* Data supplied

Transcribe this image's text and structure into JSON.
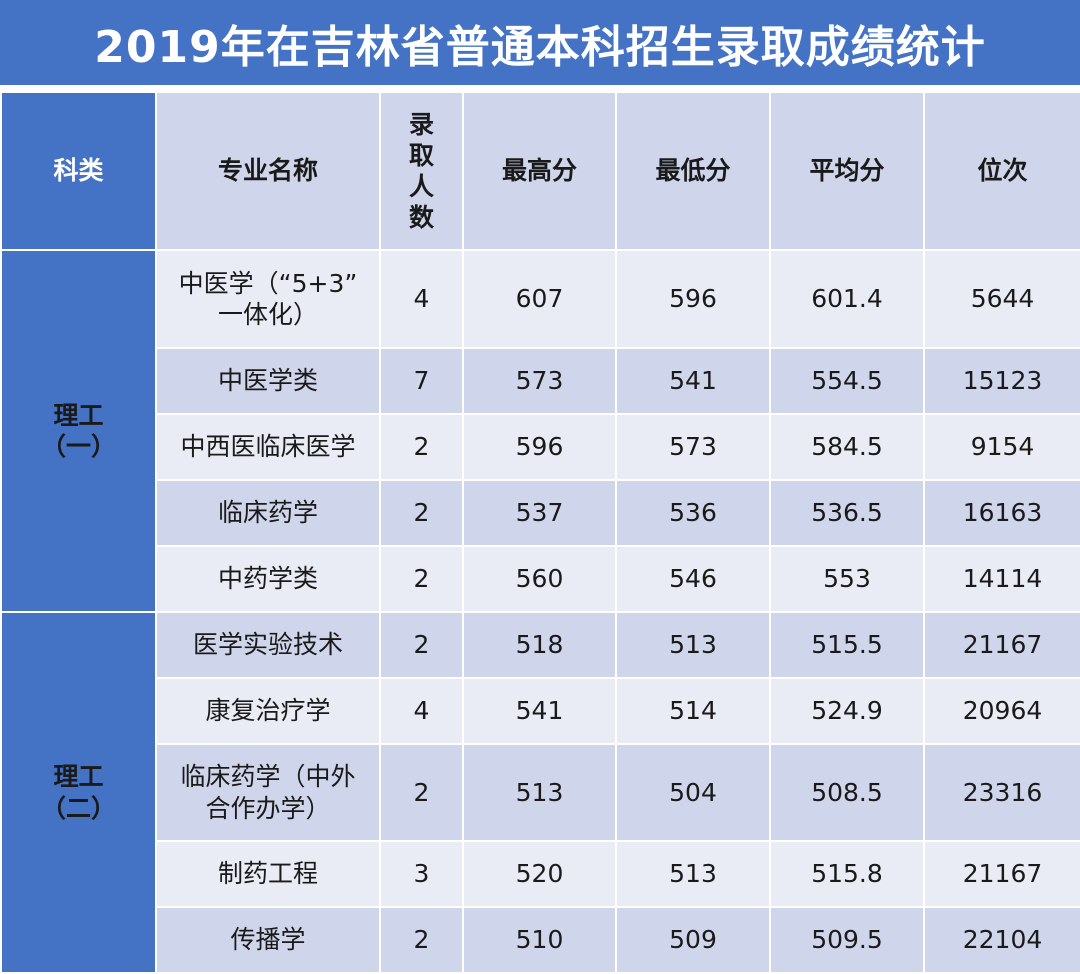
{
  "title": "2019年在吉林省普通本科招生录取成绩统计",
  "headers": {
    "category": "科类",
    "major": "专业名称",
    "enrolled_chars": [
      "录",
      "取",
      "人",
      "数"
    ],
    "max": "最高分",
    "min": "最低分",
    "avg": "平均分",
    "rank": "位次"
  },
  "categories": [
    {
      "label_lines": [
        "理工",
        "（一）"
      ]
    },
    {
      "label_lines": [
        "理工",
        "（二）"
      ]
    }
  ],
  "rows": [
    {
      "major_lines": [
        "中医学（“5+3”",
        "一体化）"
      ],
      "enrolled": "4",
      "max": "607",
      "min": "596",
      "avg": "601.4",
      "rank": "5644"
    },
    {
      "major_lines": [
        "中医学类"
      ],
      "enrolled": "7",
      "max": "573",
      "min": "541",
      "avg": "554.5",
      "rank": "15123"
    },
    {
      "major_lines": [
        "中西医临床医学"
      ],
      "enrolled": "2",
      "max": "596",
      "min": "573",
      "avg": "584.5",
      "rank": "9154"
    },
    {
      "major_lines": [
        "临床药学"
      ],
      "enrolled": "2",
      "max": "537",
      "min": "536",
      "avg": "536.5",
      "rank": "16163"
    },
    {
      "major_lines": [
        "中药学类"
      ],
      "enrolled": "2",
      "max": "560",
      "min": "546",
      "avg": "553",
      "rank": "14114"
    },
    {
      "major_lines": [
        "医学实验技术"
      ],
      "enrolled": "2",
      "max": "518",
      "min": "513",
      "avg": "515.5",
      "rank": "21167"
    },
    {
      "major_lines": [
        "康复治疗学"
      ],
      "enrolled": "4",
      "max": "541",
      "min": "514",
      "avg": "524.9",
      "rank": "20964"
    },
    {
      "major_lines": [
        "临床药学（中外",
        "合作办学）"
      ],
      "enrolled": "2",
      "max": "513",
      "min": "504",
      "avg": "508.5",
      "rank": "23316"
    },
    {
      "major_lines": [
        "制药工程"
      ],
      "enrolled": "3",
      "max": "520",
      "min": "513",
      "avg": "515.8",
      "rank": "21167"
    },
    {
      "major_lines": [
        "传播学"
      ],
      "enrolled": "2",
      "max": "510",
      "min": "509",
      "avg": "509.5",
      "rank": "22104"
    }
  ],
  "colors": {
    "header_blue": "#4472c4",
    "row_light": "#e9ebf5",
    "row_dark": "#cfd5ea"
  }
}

* Your instructions
Pictures are to be left out; all else in the entries above is to be quoted exactly.

* The answer
Transcribe this image's text and structure into JSON.
{
  "title": "2019年在吉林省普通本科招生录取成绩统计",
  "headers": {
    "category": "科类",
    "major": "专业名称",
    "enrolled_chars": [
      "录",
      "取",
      "人",
      "数"
    ],
    "max": "最高分",
    "min": "最低分",
    "avg": "平均分",
    "rank": "位次"
  },
  "categories": [
    {
      "label_lines": [
        "理工",
        "（一）"
      ]
    },
    {
      "label_lines": [
        "理工",
        "（二）"
      ]
    }
  ],
  "rows": [
    {
      "major_lines": [
        "中医学（“5+3”",
        "一体化）"
      ],
      "enrolled": "4",
      "max": "607",
      "min": "596",
      "avg": "601.4",
      "rank": "5644"
    },
    {
      "major_lines": [
        "中医学类"
      ],
      "enrolled": "7",
      "max": "573",
      "min": "541",
      "avg": "554.5",
      "rank": "15123"
    },
    {
      "major_lines": [
        "中西医临床医学"
      ],
      "enrolled": "2",
      "max": "596",
      "min": "573",
      "avg": "584.5",
      "rank": "9154"
    },
    {
      "major_lines": [
        "临床药学"
      ],
      "enrolled": "2",
      "max": "537",
      "min": "536",
      "avg": "536.5",
      "rank": "16163"
    },
    {
      "major_lines": [
        "中药学类"
      ],
      "enrolled": "2",
      "max": "560",
      "min": "546",
      "avg": "553",
      "rank": "14114"
    },
    {
      "major_lines": [
        "医学实验技术"
      ],
      "enrolled": "2",
      "max": "518",
      "min": "513",
      "avg": "515.5",
      "rank": "21167"
    },
    {
      "major_lines": [
        "康复治疗学"
      ],
      "enrolled": "4",
      "max": "541",
      "min": "514",
      "avg": "524.9",
      "rank": "20964"
    },
    {
      "major_lines": [
        "临床药学（中外",
        "合作办学）"
      ],
      "enrolled": "2",
      "max": "513",
      "min": "504",
      "avg": "508.5",
      "rank": "23316"
    },
    {
      "major_lines": [
        "制药工程"
      ],
      "enrolled": "3",
      "max": "520",
      "min": "513",
      "avg": "515.8",
      "rank": "21167"
    },
    {
      "major_lines": [
        "传播学"
      ],
      "enrolled": "2",
      "max": "510",
      "min": "509",
      "avg": "509.5",
      "rank": "22104"
    }
  ],
  "colors": {
    "header_blue": "#4472c4",
    "row_light": "#e9ebf5",
    "row_dark": "#cfd5ea"
  }
}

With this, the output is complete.